## Task goal
Quote every line below exactly and skip any picture.

## Exercise input
— START —

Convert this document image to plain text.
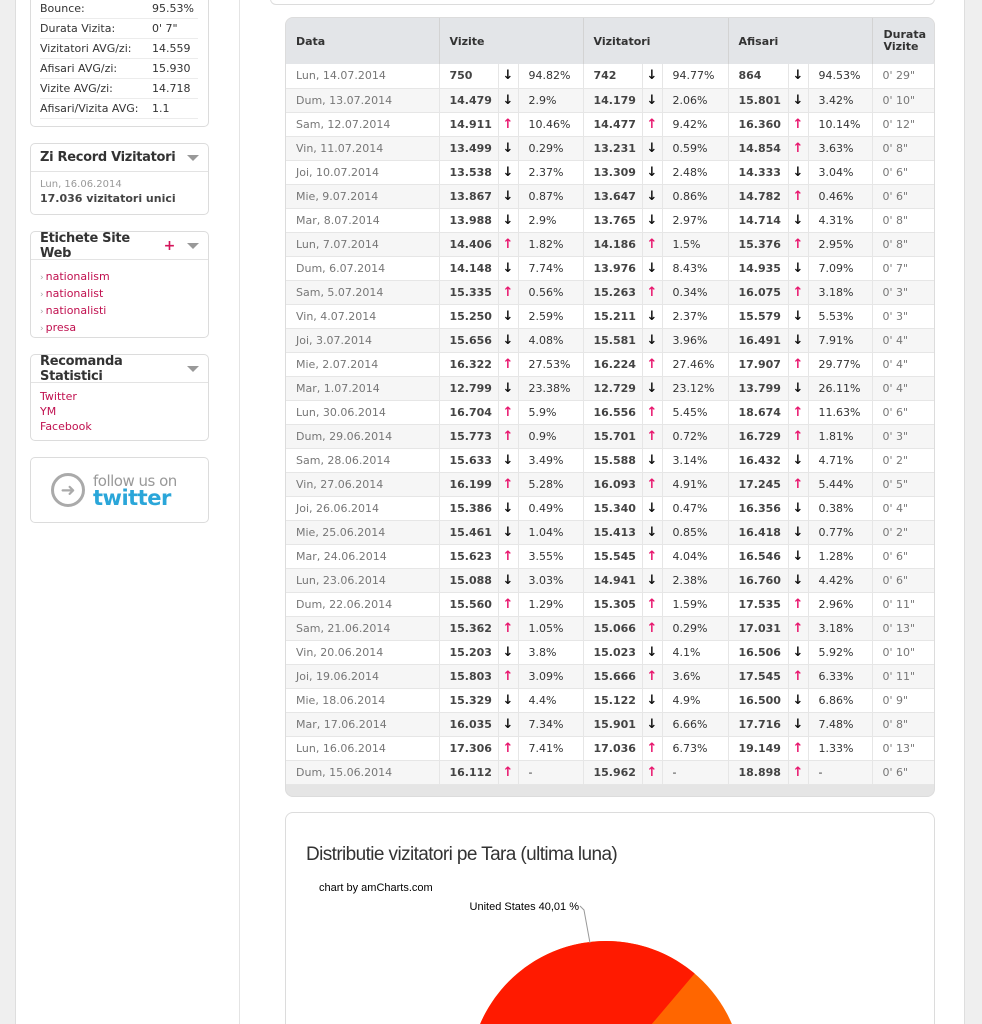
Bounce:	95.53%
Durata Vizita:	0' 7"
Vizitatori AVG/zi: 14.559
Afisari AVG/zi:	15.930
Vizite AVG/zi:	14.718
Afisari/Vizita AVG: 1.1
Zi Record Vizitatori
Lun, 16.06.2014
17.036 vizitatori unici
Etichete Site Web	+
› nationalism
› nationalist
› nationalisti
› presa
Recomanda Statistici
Twitter
YM
Facebook
➜	follow us on
twitter
Data	Vizite			Vizitatori			Afisari			Durata
Vizite
Lun, 14.07.2014	750	↓	94.82%	742	↓	94.77%	864	↓	94.53%	0' 29"
Dum, 13.07.2014	14.479	↓	2.9%	14.179	↓	2.06%	15.801	↓	3.42%	0' 10"
Sam, 12.07.2014	14.911	↑	10.46%	14.477	↑	9.42%	16.360	↑	10.14%	0' 12"
Vin, 11.07.2014	13.499	↓	0.29%	13.231	↓	0.59%	14.854	↑	3.63%	0' 8"
Joi, 10.07.2014	13.538	↓	2.37%	13.309	↓	2.48%	14.333	↓	3.04%	0' 6"
Mie, 9.07.2014	13.867	↓	0.87%	13.647	↓	0.86%	14.782	↑	0.46%	0' 6"
Mar, 8.07.2014	13.988	↓	2.9%	13.765	↓	2.97%	14.714	↓	4.31%	0' 8"
Lun, 7.07.2014	14.406	↑	1.82%	14.186	↑	1.5%	15.376	↑	2.95%	0' 8"
Dum, 6.07.2014	14.148	↓	7.74%	13.976	↓	8.43%	14.935	↓	7.09%	0' 7"
Sam, 5.07.2014	15.335	↑	0.56%	15.263	↑	0.34%	16.075	↑	3.18%	0' 3"
Vin, 4.07.2014	15.250	↓	2.59%	15.211	↓	2.37%	15.579	↓	5.53%	0' 3"
Joi, 3.07.2014	15.656	↓	4.08%	15.581	↓	3.96%	16.491	↓	7.91%	0' 4"
Mie, 2.07.2014	16.322	↑	27.53%	16.224	↑	27.46%	17.907	↑	29.77%	0' 4"
Mar, 1.07.2014	12.799	↓	23.38%	12.729	↓	23.12%	13.799	↓	26.11%	0' 4"
Lun, 30.06.2014	16.704	↑	5.9%	16.556	↑	5.45%	18.674	↑	11.63%	0' 6"
Dum, 29.06.2014	15.773	↑	0.9%	15.701	↑	0.72%	16.729	↑	1.81%	0' 3"
Sam, 28.06.2014	15.633	↓	3.49%	15.588	↓	3.14%	16.432	↓	4.71%	0' 2"
Vin, 27.06.2014	16.199	↑	5.28%	16.093	↑	4.91%	17.245	↑	5.44%	0' 5"
Joi, 26.06.2014	15.386	↓	0.49%	15.340	↓	0.47%	16.356	↓	0.38%	0' 4"
Mie, 25.06.2014	15.461	↓	1.04%	15.413	↓	0.85%	16.418	↓	0.77%	0' 2"
Mar, 24.06.2014	15.623	↑	3.55%	15.545	↑	4.04%	16.546	↓	1.28%	0' 6"
Lun, 23.06.2014	15.088	↓	3.03%	14.941	↓	2.38%	16.760	↓	4.42%	0' 6"
Dum, 22.06.2014	15.560	↑	1.29%	15.305	↑	1.59%	17.535	↑	2.96%	0' 11"
Sam, 21.06.2014	15.362	↑	1.05%	15.066	↑	0.29%	17.031	↑	3.18%	0' 13"
Vin, 20.06.2014	15.203	↓	3.8%	15.023	↓	4.1%	16.506	↓	5.92%	0' 10"
Joi, 19.06.2014	15.803	↑	3.09%	15.666	↑	3.6%	17.545	↑	6.33%	0' 11"
Mie, 18.06.2014	15.329	↓	4.4%	15.122	↓	4.9%	16.500	↓	6.86%	0' 9"
Mar, 17.06.2014	16.035	↓	7.34%	15.901	↓	6.66%	17.716	↓	7.48%	0' 8"
Lun, 16.06.2014	17.306	↑	7.41%	17.036	↑	6.73%	19.149	↑	1.33%	0' 13"
Dum, 15.06.2014	16.112	↑	-	15.962	↑	-	18.898	↑	-	0' 6"
Distributie vizitatori pe Tara (ultima luna)
chart by amCharts.com
United States 40,01 %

— END —

## The response
Convert this document image to plain text.
Bounce:	95.53%
Durata Vizita:	0' 7"
Vizitatori AVG/zi: 14.559
Afisari AVG/zi:	15.930
Vizite AVG/zi:	14.718
Afisari/Vizita AVG: 1.1
Zi Record Vizitatori
Lun, 16.06.2014
17.036 vizitatori unici
Etichete Site Web	+
› nationalism
› nationalist
› nationalisti
› presa
Recomanda Statistici
Twitter
YM
Facebook
➜	follow us on
twitter
Data	Vizite			Vizitatori			Afisari			Durata
Vizite
Lun, 14.07.2014	750	↓	94.82%	742	↓	94.77%	864	↓	94.53%	0' 29"
Dum, 13.07.2014	14.479	↓	2.9%	14.179	↓	2.06%	15.801	↓	3.42%	0' 10"
Sam, 12.07.2014	14.911	↑	10.46%	14.477	↑	9.42%	16.360	↑	10.14%	0' 12"
Vin, 11.07.2014	13.499	↓	0.29%	13.231	↓	0.59%	14.854	↑	3.63%	0' 8"
Joi, 10.07.2014	13.538	↓	2.37%	13.309	↓	2.48%	14.333	↓	3.04%	0' 6"
Mie, 9.07.2014	13.867	↓	0.87%	13.647	↓	0.86%	14.782	↑	0.46%	0' 6"
Mar, 8.07.2014	13.988	↓	2.9%	13.765	↓	2.97%	14.714	↓	4.31%	0' 8"
Lun, 7.07.2014	14.406	↑	1.82%	14.186	↑	1.5%	15.376	↑	2.95%	0' 8"
Dum, 6.07.2014	14.148	↓	7.74%	13.976	↓	8.43%	14.935	↓	7.09%	0' 7"
Sam, 5.07.2014	15.335	↑	0.56%	15.263	↑	0.34%	16.075	↑	3.18%	0' 3"
Vin, 4.07.2014	15.250	↓	2.59%	15.211	↓	2.37%	15.579	↓	5.53%	0' 3"
Joi, 3.07.2014	15.656	↓	4.08%	15.581	↓	3.96%	16.491	↓	7.91%	0' 4"
Mie, 2.07.2014	16.322	↑	27.53%	16.224	↑	27.46%	17.907	↑	29.77%	0' 4"
Mar, 1.07.2014	12.799	↓	23.38%	12.729	↓	23.12%	13.799	↓	26.11%	0' 4"
Lun, 30.06.2014	16.704	↑	5.9%	16.556	↑	5.45%	18.674	↑	11.63%	0' 6"
Dum, 29.06.2014	15.773	↑	0.9%	15.701	↑	0.72%	16.729	↑	1.81%	0' 3"
Sam, 28.06.2014	15.633	↓	3.49%	15.588	↓	3.14%	16.432	↓	4.71%	0' 2"
Vin, 27.06.2014	16.199	↑	5.28%	16.093	↑	4.91%	17.245	↑	5.44%	0' 5"
Joi, 26.06.2014	15.386	↓	0.49%	15.340	↓	0.47%	16.356	↓	0.38%	0' 4"
Mie, 25.06.2014	15.461	↓	1.04%	15.413	↓	0.85%	16.418	↓	0.77%	0' 2"
Mar, 24.06.2014	15.623	↑	3.55%	15.545	↑	4.04%	16.546	↓	1.28%	0' 6"
Lun, 23.06.2014	15.088	↓	3.03%	14.941	↓	2.38%	16.760	↓	4.42%	0' 6"
Dum, 22.06.2014	15.560	↑	1.29%	15.305	↑	1.59%	17.535	↑	2.96%	0' 11"
Sam, 21.06.2014	15.362	↑	1.05%	15.066	↑	0.29%	17.031	↑	3.18%	0' 13"
Vin, 20.06.2014	15.203	↓	3.8%	15.023	↓	4.1%	16.506	↓	5.92%	0' 10"
Joi, 19.06.2014	15.803	↑	3.09%	15.666	↑	3.6%	17.545	↑	6.33%	0' 11"
Mie, 18.06.2014	15.329	↓	4.4%	15.122	↓	4.9%	16.500	↓	6.86%	0' 9"
Mar, 17.06.2014	16.035	↓	7.34%	15.901	↓	6.66%	17.716	↓	7.48%	0' 8"
Lun, 16.06.2014	17.306	↑	7.41%	17.036	↑	6.73%	19.149	↑	1.33%	0' 13"
Dum, 15.06.2014	16.112	↑	-	15.962	↑	-	18.898	↑	-	0' 6"
Distributie vizitatori pe Tara (ultima luna)
chart by amCharts.com
United States 40,01 %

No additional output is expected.